» **WRITTEN EXERCISE A**
Please retype the records exactly, everything from their first line down to the line that contains "panel: slide hexagon petals", with both ends included.

» **EXCERPT PROVIDED**
Step 2: Build Alpha Factors

Example 1: The earnings_surprise Computed with Factset Data

To get the data of each asset's earning surprise, we use the code borrowed from New Data: Factset Estimates.

In [11]:
import quantopian.pipeline.data.factset.estimates as fe  

# Slice the PeriodicConensus and Actuals DataSetFamilies into DataSets. In this context,  
# fq0_eps_cons is a DataSet containing consensus estimates data about EPS for the  
# most recently reported fiscal quarter. fq0_eps_act is a DataSet containing the actual  
# reported EPS for the most recently reported quarter.
fq0_eps_cons = fe.PeriodicConsensus.slice('EPS', 'qf', 0)  
fq0_eps_act = fe.Actuals.slice('EPS', 'qf', 0)

# Get the latest mean consensus EPS estimate for the last reported quarter.  
fq0_eps_cons_mean = fq0_eps_cons.mean.latest

# Get the EPS value from the last reported quarter.  
fq0_eps_act_value = fq0_eps_act.actual_value.latest

# Define a surprise factor to be the relative difference between the estimated and  
# reported EPS.  
fq0_surprise = (fq0_eps_act_value - fq0_eps_cons_mean) / fq0_eps_cons_mean

The idea of the alpha factor is that if one stock of a cointegrated pair has a positive earnings surprise, then the other stock from the same pair may have a positive move in price. Let us define the corresponding custom factor.

In [12]:
# Here, we consider the EarningsSurprises data to be fresh if it's less than 30 days old, 
# but it could be changed to a longer time period or shorter time period.

is_es_data_fresh = (BusinessDaysSincePreviousEvent(inputs=[fq0_eps_act.asof_date]) <= 30)
class Pairs_ES(CustomFactor):
    window_length = 1
    # inputs: One group of pairs and the data of earnings_surprises
    # mask = is_es_data_fresh
    def compute(self, today, asset_ids, out, one_group_pairs, earnings_surprises):
        # store the input data, one_group_pairs, into a pandas Series with sid numbers
        # as index
        pairs = pd.Series(one_group_pairs[0, :], index=asset_ids) 
        # exclude the assets with values equal to 0
        pairs = pairs[pairs != 0] 
        # store the input data, earnings_surprises, into a pandas Series with sid numbers
        # as index
        earnings_surprises = pd.Series(earnings_surprises[0, :], index=asset_ids)
        
        output = pd.Series(index=asset_ids)

Element and region listings:
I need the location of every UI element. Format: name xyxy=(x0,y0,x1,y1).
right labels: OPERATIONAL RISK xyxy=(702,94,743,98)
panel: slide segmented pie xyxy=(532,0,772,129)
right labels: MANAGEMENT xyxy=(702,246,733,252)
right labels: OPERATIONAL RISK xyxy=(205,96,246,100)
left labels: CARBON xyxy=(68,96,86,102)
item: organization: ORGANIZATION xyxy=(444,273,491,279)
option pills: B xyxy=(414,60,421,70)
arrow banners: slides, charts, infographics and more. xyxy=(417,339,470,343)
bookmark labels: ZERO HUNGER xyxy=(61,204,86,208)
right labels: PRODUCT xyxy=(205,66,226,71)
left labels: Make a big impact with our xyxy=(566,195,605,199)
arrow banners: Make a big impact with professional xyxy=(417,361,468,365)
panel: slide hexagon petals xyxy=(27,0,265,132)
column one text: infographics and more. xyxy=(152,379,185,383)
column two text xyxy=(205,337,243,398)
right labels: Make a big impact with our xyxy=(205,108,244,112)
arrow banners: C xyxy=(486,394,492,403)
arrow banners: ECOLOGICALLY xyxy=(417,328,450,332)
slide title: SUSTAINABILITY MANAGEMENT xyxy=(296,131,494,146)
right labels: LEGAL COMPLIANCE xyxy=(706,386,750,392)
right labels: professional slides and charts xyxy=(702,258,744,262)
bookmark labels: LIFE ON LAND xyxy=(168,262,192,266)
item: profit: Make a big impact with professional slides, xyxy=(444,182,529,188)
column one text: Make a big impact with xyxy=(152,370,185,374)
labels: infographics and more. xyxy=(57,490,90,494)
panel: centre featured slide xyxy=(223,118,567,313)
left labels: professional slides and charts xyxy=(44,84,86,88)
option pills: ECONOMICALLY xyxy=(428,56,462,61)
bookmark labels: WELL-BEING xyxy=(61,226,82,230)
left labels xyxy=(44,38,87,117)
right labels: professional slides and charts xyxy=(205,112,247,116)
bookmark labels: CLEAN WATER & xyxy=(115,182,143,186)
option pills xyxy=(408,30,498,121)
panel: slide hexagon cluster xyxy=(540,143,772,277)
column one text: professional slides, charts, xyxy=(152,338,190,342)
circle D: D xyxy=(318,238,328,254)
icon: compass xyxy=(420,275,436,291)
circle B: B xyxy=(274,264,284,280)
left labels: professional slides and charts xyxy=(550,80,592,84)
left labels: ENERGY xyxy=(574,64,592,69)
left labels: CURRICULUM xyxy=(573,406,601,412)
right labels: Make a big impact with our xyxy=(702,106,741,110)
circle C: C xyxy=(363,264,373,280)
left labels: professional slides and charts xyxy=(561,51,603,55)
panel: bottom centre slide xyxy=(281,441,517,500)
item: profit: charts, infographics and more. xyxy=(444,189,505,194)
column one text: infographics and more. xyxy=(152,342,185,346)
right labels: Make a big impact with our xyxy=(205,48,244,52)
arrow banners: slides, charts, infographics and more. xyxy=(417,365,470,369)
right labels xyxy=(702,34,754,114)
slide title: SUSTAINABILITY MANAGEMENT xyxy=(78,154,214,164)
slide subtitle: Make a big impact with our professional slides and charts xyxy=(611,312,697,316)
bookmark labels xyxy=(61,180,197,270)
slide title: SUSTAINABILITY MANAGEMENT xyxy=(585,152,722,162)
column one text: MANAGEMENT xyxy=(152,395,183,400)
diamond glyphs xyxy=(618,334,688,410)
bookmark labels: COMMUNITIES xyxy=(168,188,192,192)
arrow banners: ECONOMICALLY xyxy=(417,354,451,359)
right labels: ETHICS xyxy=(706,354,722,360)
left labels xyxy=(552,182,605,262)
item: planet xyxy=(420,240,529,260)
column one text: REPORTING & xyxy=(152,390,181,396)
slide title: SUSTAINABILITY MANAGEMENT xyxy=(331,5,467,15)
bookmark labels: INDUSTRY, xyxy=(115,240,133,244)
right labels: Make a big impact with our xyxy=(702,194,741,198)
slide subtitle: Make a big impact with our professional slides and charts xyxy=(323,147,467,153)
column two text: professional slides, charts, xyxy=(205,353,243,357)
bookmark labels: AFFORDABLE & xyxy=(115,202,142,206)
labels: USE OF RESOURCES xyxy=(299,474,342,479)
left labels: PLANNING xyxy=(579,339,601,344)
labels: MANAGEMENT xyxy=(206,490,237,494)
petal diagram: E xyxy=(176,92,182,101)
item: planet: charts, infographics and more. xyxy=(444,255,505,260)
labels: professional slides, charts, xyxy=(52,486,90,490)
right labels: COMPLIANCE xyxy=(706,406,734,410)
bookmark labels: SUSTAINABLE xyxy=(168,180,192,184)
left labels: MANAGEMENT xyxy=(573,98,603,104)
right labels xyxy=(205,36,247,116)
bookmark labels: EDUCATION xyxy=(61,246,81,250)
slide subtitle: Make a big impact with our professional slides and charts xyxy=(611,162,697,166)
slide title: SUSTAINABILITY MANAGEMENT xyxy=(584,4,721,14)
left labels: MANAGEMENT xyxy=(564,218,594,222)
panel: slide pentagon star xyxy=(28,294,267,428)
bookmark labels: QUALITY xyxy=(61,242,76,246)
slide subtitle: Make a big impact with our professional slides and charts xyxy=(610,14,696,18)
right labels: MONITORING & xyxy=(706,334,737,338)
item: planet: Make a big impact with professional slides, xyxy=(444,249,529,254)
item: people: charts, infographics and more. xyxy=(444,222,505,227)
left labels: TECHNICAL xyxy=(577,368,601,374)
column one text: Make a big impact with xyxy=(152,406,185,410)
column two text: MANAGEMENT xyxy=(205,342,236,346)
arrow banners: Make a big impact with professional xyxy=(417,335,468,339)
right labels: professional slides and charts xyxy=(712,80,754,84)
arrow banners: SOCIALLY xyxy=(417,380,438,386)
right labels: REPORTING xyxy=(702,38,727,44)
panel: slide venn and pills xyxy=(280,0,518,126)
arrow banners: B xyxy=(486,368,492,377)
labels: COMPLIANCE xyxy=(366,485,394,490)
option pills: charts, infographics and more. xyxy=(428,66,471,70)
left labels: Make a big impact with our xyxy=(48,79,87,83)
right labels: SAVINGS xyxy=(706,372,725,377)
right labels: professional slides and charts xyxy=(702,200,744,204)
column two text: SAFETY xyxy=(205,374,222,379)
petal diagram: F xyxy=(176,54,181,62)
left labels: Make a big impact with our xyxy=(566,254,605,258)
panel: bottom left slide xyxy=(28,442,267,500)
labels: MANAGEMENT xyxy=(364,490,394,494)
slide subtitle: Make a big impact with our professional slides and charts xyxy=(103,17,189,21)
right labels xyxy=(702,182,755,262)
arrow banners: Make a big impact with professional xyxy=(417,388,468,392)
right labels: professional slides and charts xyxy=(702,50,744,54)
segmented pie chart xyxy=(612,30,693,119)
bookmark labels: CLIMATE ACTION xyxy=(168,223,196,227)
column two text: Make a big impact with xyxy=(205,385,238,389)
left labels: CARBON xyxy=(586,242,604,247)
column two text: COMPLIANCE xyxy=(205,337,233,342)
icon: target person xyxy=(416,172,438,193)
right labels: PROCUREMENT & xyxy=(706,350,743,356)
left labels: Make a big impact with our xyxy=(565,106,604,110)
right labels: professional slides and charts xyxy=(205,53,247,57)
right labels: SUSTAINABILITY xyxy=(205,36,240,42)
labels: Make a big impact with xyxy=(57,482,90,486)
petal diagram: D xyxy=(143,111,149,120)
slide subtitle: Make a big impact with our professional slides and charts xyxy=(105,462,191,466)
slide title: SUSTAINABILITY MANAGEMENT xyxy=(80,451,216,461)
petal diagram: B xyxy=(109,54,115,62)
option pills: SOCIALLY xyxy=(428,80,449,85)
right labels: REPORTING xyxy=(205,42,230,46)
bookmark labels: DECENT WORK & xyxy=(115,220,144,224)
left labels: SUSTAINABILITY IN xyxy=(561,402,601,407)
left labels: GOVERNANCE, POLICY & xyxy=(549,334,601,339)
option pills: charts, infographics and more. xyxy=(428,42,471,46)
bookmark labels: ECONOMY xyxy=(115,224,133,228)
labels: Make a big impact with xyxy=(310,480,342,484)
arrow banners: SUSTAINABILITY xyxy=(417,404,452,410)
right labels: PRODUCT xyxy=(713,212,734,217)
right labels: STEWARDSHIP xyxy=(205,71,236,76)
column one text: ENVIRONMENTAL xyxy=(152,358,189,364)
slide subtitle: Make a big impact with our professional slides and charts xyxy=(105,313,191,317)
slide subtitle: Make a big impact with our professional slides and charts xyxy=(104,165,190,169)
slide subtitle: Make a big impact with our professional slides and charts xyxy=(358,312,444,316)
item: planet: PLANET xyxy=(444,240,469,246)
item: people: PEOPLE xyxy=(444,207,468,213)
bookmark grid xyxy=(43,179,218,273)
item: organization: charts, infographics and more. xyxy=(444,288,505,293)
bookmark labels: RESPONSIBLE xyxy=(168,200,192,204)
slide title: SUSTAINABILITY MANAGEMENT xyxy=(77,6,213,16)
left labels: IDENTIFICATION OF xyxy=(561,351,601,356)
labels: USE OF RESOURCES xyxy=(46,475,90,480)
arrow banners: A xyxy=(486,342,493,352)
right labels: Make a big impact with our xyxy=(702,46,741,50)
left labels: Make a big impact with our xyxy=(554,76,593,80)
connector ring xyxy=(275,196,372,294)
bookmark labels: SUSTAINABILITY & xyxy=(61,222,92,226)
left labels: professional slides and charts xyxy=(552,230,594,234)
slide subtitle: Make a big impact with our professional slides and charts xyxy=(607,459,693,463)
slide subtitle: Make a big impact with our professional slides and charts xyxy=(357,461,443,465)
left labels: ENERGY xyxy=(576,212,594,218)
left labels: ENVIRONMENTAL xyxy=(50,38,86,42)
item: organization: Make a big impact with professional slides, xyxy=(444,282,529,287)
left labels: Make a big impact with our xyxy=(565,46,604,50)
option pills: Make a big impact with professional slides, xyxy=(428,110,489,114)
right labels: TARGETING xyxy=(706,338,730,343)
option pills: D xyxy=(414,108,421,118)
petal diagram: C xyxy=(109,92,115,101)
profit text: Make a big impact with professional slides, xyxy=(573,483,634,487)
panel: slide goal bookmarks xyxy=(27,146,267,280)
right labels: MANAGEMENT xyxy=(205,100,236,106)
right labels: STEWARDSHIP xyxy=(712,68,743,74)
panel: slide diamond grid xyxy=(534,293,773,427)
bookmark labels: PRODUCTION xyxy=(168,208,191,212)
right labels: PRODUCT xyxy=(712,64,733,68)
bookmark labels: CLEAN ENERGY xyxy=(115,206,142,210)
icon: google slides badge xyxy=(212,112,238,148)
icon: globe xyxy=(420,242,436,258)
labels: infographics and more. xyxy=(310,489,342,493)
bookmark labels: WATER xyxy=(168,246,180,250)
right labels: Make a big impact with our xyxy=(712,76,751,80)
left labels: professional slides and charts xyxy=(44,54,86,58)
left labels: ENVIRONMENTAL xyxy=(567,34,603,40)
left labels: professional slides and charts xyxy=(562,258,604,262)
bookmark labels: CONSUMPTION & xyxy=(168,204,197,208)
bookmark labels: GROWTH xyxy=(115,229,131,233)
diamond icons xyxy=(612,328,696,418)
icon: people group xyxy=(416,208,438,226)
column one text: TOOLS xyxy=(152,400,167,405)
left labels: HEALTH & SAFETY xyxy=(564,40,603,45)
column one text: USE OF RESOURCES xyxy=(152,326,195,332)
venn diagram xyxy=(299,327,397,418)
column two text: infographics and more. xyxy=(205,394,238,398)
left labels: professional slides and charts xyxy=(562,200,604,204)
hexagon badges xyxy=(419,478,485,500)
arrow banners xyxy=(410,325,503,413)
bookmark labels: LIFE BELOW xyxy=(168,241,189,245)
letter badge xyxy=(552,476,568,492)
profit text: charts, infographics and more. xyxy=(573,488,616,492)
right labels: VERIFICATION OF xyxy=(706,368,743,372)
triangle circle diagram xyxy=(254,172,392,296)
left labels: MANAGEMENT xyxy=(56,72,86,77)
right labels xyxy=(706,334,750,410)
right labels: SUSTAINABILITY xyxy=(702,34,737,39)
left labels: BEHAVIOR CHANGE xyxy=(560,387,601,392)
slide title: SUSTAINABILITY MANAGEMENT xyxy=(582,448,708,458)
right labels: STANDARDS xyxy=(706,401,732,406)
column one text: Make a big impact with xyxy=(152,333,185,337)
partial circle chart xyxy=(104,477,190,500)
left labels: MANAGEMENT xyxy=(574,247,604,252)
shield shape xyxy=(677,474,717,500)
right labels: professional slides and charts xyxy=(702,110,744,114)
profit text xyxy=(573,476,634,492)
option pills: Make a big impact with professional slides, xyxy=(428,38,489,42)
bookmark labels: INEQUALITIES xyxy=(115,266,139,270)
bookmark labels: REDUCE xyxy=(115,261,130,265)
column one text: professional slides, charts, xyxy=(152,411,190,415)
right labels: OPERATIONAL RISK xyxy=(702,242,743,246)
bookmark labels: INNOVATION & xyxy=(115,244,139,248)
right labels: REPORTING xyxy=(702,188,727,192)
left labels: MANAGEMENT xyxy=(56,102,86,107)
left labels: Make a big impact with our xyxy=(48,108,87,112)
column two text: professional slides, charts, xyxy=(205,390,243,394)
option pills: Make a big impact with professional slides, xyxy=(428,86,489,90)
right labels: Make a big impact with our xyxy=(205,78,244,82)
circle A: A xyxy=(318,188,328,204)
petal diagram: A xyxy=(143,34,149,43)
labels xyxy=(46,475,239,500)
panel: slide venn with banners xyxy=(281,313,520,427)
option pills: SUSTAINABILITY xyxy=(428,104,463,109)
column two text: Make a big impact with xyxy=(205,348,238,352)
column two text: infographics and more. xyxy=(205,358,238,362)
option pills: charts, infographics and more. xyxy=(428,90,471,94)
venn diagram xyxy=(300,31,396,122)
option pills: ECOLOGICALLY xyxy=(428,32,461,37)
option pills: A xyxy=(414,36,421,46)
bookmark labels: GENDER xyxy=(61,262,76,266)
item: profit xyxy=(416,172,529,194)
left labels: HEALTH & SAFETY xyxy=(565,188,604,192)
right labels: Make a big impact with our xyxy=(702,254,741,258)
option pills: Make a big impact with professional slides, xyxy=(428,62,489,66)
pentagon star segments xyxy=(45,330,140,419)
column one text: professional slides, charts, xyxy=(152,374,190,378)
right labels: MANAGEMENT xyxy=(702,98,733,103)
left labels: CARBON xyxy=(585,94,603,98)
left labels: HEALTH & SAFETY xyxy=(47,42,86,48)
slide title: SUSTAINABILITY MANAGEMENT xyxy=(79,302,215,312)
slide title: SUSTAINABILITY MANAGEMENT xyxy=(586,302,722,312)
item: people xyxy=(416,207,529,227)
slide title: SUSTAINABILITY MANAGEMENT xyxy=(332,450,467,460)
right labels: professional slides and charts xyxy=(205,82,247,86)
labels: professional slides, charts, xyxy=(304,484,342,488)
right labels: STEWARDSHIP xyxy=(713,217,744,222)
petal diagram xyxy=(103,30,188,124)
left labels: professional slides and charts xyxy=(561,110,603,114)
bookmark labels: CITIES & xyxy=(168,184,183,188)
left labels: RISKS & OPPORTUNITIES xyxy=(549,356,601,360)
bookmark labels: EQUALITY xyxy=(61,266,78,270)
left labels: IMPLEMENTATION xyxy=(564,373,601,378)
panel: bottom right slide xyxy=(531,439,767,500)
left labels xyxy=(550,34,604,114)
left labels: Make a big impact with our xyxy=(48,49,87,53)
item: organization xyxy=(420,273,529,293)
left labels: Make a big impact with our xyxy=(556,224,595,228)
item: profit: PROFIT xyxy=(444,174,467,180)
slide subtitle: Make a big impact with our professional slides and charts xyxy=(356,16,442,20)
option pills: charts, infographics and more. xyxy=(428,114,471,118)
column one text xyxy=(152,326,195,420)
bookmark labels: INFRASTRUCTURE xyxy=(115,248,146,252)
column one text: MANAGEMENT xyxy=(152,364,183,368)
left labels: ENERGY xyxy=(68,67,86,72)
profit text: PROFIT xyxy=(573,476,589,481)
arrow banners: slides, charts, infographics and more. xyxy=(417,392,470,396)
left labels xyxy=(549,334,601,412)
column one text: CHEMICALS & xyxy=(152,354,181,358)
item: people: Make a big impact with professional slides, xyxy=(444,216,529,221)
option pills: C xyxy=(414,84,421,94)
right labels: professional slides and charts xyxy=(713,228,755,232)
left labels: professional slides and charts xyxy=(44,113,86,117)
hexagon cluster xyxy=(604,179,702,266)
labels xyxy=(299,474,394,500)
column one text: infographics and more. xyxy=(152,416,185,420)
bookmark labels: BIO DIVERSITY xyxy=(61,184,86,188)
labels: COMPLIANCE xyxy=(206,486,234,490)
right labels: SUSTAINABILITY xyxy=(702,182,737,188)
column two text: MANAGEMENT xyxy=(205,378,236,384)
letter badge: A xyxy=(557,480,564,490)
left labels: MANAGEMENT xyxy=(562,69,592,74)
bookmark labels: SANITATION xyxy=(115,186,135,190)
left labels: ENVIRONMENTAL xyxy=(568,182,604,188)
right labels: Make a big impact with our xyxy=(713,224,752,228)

» **WRITTEN EXERCISE B**
Echo back word for word everything in the excerpt on building alpha factors from "# Get the latest" down to "# reported EPS.".

» **WRITTEN ANSWER A**
I need the location of every UI element. Format: name xyxy=(x0,y0,x1,y1).
right labels: OPERATIONAL RISK xyxy=(702,94,743,98)
panel: slide segmented pie xyxy=(532,0,772,129)
right labels: MANAGEMENT xyxy=(702,246,733,252)
right labels: OPERATIONAL RISK xyxy=(205,96,246,100)
left labels: CARBON xyxy=(68,96,86,102)
item: organization: ORGANIZATION xyxy=(444,273,491,279)
option pills: B xyxy=(414,60,421,70)
arrow banners: slides, charts, infographics and more. xyxy=(417,339,470,343)
bookmark labels: ZERO HUNGER xyxy=(61,204,86,208)
right labels: PRODUCT xyxy=(205,66,226,71)
left labels: Make a big impact with our xyxy=(566,195,605,199)
arrow banners: Make a big impact with professional xyxy=(417,361,468,365)
panel: slide hexagon petals xyxy=(27,0,265,132)

» **WRITTEN ANSWER B**
# Get the latest mean consensus EPS estimate for the last reported quarter.  
fq0_eps_cons_mean = fq0_eps_cons.mean.latest

# Get the EPS value from the last reported quarter.  
fq0_eps_act_value = fq0_eps_act.actual_value.latest

# Define a surprise factor to be the relative difference between the estimated and  
# reported EPS.